Write out all lines holding the word "ylabel".
----------------------------------------
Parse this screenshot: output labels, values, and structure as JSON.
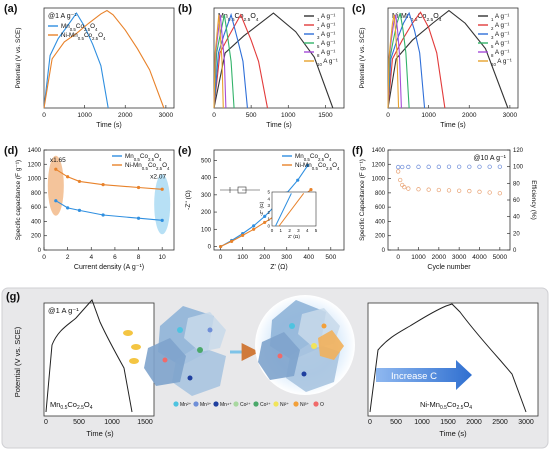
{
  "figure": {
    "panel_g": {
      "letter": "(g)",
      "condition": "@1 A g⁻¹",
      "ylabel": "Potential (V vs. SCE)",
      "left_label": "Mn0.5Co2.5O4",
      "right_label": "Ni-Mn0.5Co2.5O4",
      "arrow_text": "Increase C",
      "left_xticks": [
        "0",
        "500",
        "1000",
        "1500"
      ],
      "right_xticks": [
        "0",
        "500",
        "1000",
        "1500",
        "2000",
        "2500",
        "3000"
      ],
      "left_xlabel": "Time (s)",
      "right_xlabel": "Time (s)",
      "legend_items": [
        "Mn²⁺",
        "Mn³⁺",
        "Mn⁴⁺",
        "Co²⁺",
        "Co³⁺",
        "Ni²⁺",
        "Ni³⁺",
        "O"
      ],
      "legend_colors": [
        "#4ec3e0",
        "#6f8fd8",
        "#1f3f9f",
        "#a8d8a0",
        "#4aa86a",
        "#f1e45a",
        "#f2a03a",
        "#f06a6a"
      ]
    }
  },
  "chart_data": [
    {
      "panel": "(a)",
      "type": "line",
      "annotation": "@1 A g⁻¹",
      "xlabel": "Time (s)",
      "ylabel": "Potential (V vs. SCE)",
      "xlim": [
        0,
        3200
      ],
      "ylim": [
        -0.2,
        0.98
      ],
      "xticks": [
        0,
        1000,
        2000,
        3000
      ],
      "series": [
        {
          "name": "Mn0.5Co2.5O4",
          "color": "#2f8fe0",
          "x": [
            0,
            150,
            350,
            550,
            800,
            1000,
            1200,
            1400,
            1580
          ],
          "y": [
            -0.2,
            0.42,
            0.62,
            0.75,
            0.92,
            0.76,
            0.55,
            0.3,
            -0.2
          ]
        },
        {
          "name": "Ni-Mn0.5Co2.5O4",
          "color": "#e8822a",
          "x": [
            0,
            200,
            500,
            800,
            1100,
            1400,
            1550,
            1700,
            2000,
            2300,
            2600,
            2950
          ],
          "y": [
            -0.2,
            0.38,
            0.58,
            0.68,
            0.8,
            0.91,
            0.95,
            0.9,
            0.72,
            0.5,
            0.25,
            -0.2
          ]
        }
      ]
    },
    {
      "panel": "(b)",
      "type": "line",
      "annotation": "Mn0.5Co2.5O4",
      "xlabel": "Time (s)",
      "ylabel": "",
      "xlim": [
        0,
        1750
      ],
      "ylim": [
        -0.2,
        0.98
      ],
      "xticks": [
        0,
        500,
        1000,
        1500
      ],
      "series": [
        {
          "name": "1 A g⁻¹",
          "color": "#333333",
          "x": [
            0,
            150,
            400,
            800,
            1100,
            1350,
            1600
          ],
          "y": [
            -0.2,
            0.45,
            0.65,
            0.92,
            0.7,
            0.4,
            -0.2
          ]
        },
        {
          "name": "2 A g⁻¹",
          "color": "#e23b3b",
          "x": [
            0,
            80,
            200,
            360,
            500,
            600,
            720
          ],
          "y": [
            -0.2,
            0.45,
            0.65,
            0.9,
            0.6,
            0.35,
            -0.2
          ]
        },
        {
          "name": "3 A g⁻¹",
          "color": "#2f6fd8",
          "x": [
            0,
            60,
            130,
            230,
            320,
            390,
            450
          ],
          "y": [
            -0.2,
            0.45,
            0.65,
            0.9,
            0.6,
            0.35,
            -0.2
          ]
        },
        {
          "name": "5 A g⁻¹",
          "color": "#33b36a",
          "x": [
            0,
            35,
            80,
            140,
            190,
            230,
            270
          ],
          "y": [
            -0.2,
            0.45,
            0.65,
            0.9,
            0.6,
            0.35,
            -0.2
          ]
        },
        {
          "name": "8 A g⁻¹",
          "color": "#a64dd8",
          "x": [
            0,
            22,
            50,
            85,
            115,
            140,
            160
          ],
          "y": [
            -0.2,
            0.45,
            0.65,
            0.9,
            0.6,
            0.35,
            -0.2
          ]
        },
        {
          "name": "10 A g⁻¹",
          "color": "#e6a22e",
          "x": [
            0,
            16,
            38,
            65,
            90,
            108,
            125
          ],
          "y": [
            -0.2,
            0.45,
            0.65,
            0.9,
            0.6,
            0.35,
            -0.2
          ]
        }
      ]
    },
    {
      "panel": "(c)",
      "type": "line",
      "annotation": "Ni-Mn0.5Co2.5O4",
      "xlabel": "Time (s)",
      "ylabel": "Potential (V vs. SCE)",
      "xlim": [
        0,
        3200
      ],
      "ylim": [
        -0.2,
        0.98
      ],
      "xticks": [
        0,
        1000,
        2000,
        3000
      ],
      "series": [
        {
          "name": "1 A g⁻¹",
          "color": "#333333",
          "x": [
            0,
            200,
            600,
            1100,
            1500,
            1900,
            2400,
            2950
          ],
          "y": [
            -0.2,
            0.38,
            0.6,
            0.8,
            0.95,
            0.8,
            0.5,
            -0.2
          ]
        },
        {
          "name": "2 A g⁻¹",
          "color": "#e23b3b",
          "x": [
            0,
            110,
            350,
            600,
            800,
            1000,
            1200,
            1400
          ],
          "y": [
            -0.2,
            0.38,
            0.6,
            0.8,
            0.93,
            0.75,
            0.45,
            -0.2
          ]
        },
        {
          "name": "3 A g⁻¹",
          "color": "#2f6fd8",
          "x": [
            0,
            70,
            220,
            380,
            520,
            650,
            780,
            900
          ],
          "y": [
            -0.2,
            0.38,
            0.6,
            0.8,
            0.92,
            0.72,
            0.45,
            -0.2
          ]
        },
        {
          "name": "5 A g⁻¹",
          "color": "#33b36a",
          "x": [
            0,
            45,
            130,
            220,
            300,
            370,
            440,
            520
          ],
          "y": [
            -0.2,
            0.38,
            0.6,
            0.8,
            0.92,
            0.72,
            0.45,
            -0.2
          ]
        },
        {
          "name": "8 A g⁻¹",
          "color": "#a64dd8",
          "x": [
            0,
            28,
            80,
            140,
            190,
            235,
            280,
            330
          ],
          "y": [
            -0.2,
            0.38,
            0.6,
            0.8,
            0.9,
            0.72,
            0.45,
            -0.2
          ]
        },
        {
          "name": "10 A g⁻¹",
          "color": "#e6a22e",
          "x": [
            0,
            22,
            65,
            110,
            150,
            185,
            220,
            260
          ],
          "y": [
            -0.2,
            0.38,
            0.6,
            0.8,
            0.9,
            0.72,
            0.45,
            -0.2
          ]
        }
      ]
    },
    {
      "panel": "(d)",
      "type": "line",
      "xlabel": "Current density (A g⁻¹)",
      "ylabel": "Specific capacitance (F g⁻¹)",
      "xlim": [
        0,
        11
      ],
      "ylim": [
        0,
        1400
      ],
      "xticks": [
        0,
        2,
        4,
        6,
        8,
        10
      ],
      "yticks": [
        0,
        200,
        400,
        600,
        800,
        1000,
        1200,
        1400
      ],
      "annotations": [
        "x1.65",
        "x2.07"
      ],
      "series": [
        {
          "name": "Mn0.5Co2.5O4",
          "color": "#2f8fe0",
          "x": [
            1,
            2,
            3,
            5,
            8,
            10
          ],
          "y": [
            690,
            590,
            555,
            490,
            445,
            415
          ]
        },
        {
          "name": "Ni-Mn0.5Co2.5O4",
          "color": "#e8822a",
          "x": [
            1,
            2,
            3,
            5,
            8,
            10
          ],
          "y": [
            1130,
            1025,
            960,
            915,
            875,
            850
          ]
        }
      ]
    },
    {
      "panel": "(e)",
      "type": "line",
      "xlabel": "Z' (Ω)",
      "ylabel": "-Z'' (Ω)",
      "xlim": [
        -30,
        560
      ],
      "ylim": [
        -20,
        560
      ],
      "xticks": [
        0,
        100,
        200,
        300,
        400,
        500
      ],
      "yticks": [
        0,
        100,
        200,
        300,
        400,
        500
      ],
      "series": [
        {
          "name": "Mn0.5Co2.5O4",
          "color": "#2f8fe0",
          "x": [
            0,
            50,
            100,
            150,
            200,
            250,
            300,
            350,
            395
          ],
          "y": [
            0,
            35,
            75,
            120,
            175,
            240,
            310,
            385,
            470
          ]
        },
        {
          "name": "Ni-Mn0.5Co2.5O4",
          "color": "#e8822a",
          "x": [
            0,
            50,
            100,
            150,
            200,
            250,
            300,
            350,
            410
          ],
          "y": [
            0,
            30,
            65,
            100,
            140,
            180,
            225,
            270,
            330
          ]
        }
      ],
      "inset": {
        "xlabel": "Z' (Ω)",
        "ylabel": "-Z'' (Ω)",
        "xticks": [
          0,
          1,
          2,
          3,
          4,
          5
        ],
        "yticks": [
          0,
          1,
          2,
          3,
          4,
          5
        ]
      }
    },
    {
      "panel": "(f)",
      "type": "scatter",
      "annotation": "@10 A g⁻¹",
      "xlabel": "Cycle number",
      "ylabel": "Specific Capacitance (F g⁻¹)",
      "y2label": "Efficiency (%)",
      "xlim": [
        -500,
        5500
      ],
      "ylim": [
        0,
        1400
      ],
      "y2lim": [
        0,
        120
      ],
      "xticks": [
        0,
        1000,
        2000,
        3000,
        4000,
        5000
      ],
      "yticks": [
        0,
        200,
        400,
        600,
        800,
        1000,
        1200,
        1400
      ],
      "y2ticks": [
        0,
        20,
        40,
        60,
        80,
        100,
        120
      ],
      "series": [
        {
          "name": "Specific capacitance",
          "axis": "left",
          "color": "#e8a070",
          "x": [
            0,
            100,
            200,
            300,
            500,
            1000,
            1500,
            2000,
            2500,
            3000,
            3500,
            4000,
            4500,
            5000
          ],
          "y": [
            1100,
            980,
            910,
            880,
            860,
            850,
            845,
            840,
            835,
            830,
            825,
            815,
            805,
            795
          ]
        },
        {
          "name": "Efficiency",
          "axis": "right",
          "color": "#6a8ad8",
          "x": [
            0,
            200,
            500,
            1000,
            1500,
            2000,
            2500,
            3000,
            3500,
            4000,
            4500,
            5000
          ],
          "y": [
            99.5,
            99.6,
            99.7,
            99.8,
            99.8,
            99.8,
            99.9,
            99.9,
            99.9,
            99.9,
            99.9,
            99.9
          ]
        }
      ]
    }
  ]
}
----------------------------------------
## Solution to the exercise
      "ylabel": "Potential (V vs. SCE)",
      "ylabel": "Potential (V vs. SCE)",
      "ylabel": "",
      "ylabel": "Potential (V vs. SCE)",
      "ylabel": "Specific capacitance (F g⁻¹)",
      "ylabel": "-Z'' (Ω)",
        "ylabel": "-Z'' (Ω)",
      "ylabel": "Specific Capacitance (F g⁻¹)",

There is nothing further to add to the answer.